■ **What to do**
Print all of the data exactly.

■ **Records for processing**
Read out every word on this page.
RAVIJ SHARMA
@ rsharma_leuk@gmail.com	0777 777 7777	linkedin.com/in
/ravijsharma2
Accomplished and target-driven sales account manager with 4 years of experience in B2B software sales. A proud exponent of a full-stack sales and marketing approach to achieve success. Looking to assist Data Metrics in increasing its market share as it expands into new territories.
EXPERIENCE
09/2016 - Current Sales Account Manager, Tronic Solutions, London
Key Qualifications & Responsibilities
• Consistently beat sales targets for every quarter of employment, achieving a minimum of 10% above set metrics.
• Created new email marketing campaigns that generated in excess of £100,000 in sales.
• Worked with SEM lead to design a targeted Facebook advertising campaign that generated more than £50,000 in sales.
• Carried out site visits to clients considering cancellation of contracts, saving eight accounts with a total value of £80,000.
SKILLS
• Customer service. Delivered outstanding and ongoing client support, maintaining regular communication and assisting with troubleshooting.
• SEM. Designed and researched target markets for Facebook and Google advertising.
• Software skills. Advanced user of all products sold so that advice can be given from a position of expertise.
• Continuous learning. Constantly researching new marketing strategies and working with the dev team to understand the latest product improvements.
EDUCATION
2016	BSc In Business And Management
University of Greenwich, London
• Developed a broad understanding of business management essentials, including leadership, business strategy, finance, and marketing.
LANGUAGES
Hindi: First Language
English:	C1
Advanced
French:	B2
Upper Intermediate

■ **Result of the task**
Read out every word on this page.
RAVIJ SHARMA
@ rsharma_leuk@gmail.com	0777 777 7777	linkedin.com/in
/ravijsharma2
Accomplished and target-driven sales account manager with 4 years of experience in B2B software sales. A proud exponent of a full-stack sales and marketing approach to achieve success. Looking to assist Data Metrics in increasing its market share as it expands into new territories.
EXPERIENCE
09/2016 - Current Sales Account Manager, Tronic Solutions, London
Key Qualifications & Responsibilities
• Consistently beat sales targets for every quarter of employment, achieving a minimum of 10% above set metrics.
• Created new email marketing campaigns that generated in excess of £100,000 in sales.
• Worked with SEM lead to design a targeted Facebook advertising campaign that generated more than £50,000 in sales.
• Carried out site visits to clients considering cancellation of contracts, saving eight accounts with a total value of £80,000.
SKILLS
• Customer service. Delivered outstanding and ongoing client support, maintaining regular communication and assisting with troubleshooting.
• SEM. Designed and researched target markets for Facebook and Google advertising.
• Software skills. Advanced user of all products sold so that advice can be given from a position of expertise.
• Continuous learning. Constantly researching new marketing strategies and working with the dev team to understand the latest product improvements.
EDUCATION
2016	BSc In Business And Management
University of Greenwich, London
• Developed a broad understanding of business management essentials, including leadership, business strategy, finance, and marketing.
LANGUAGES
Hindi: First Language
English:	C1
Advanced
French:	B2
Upper Intermediate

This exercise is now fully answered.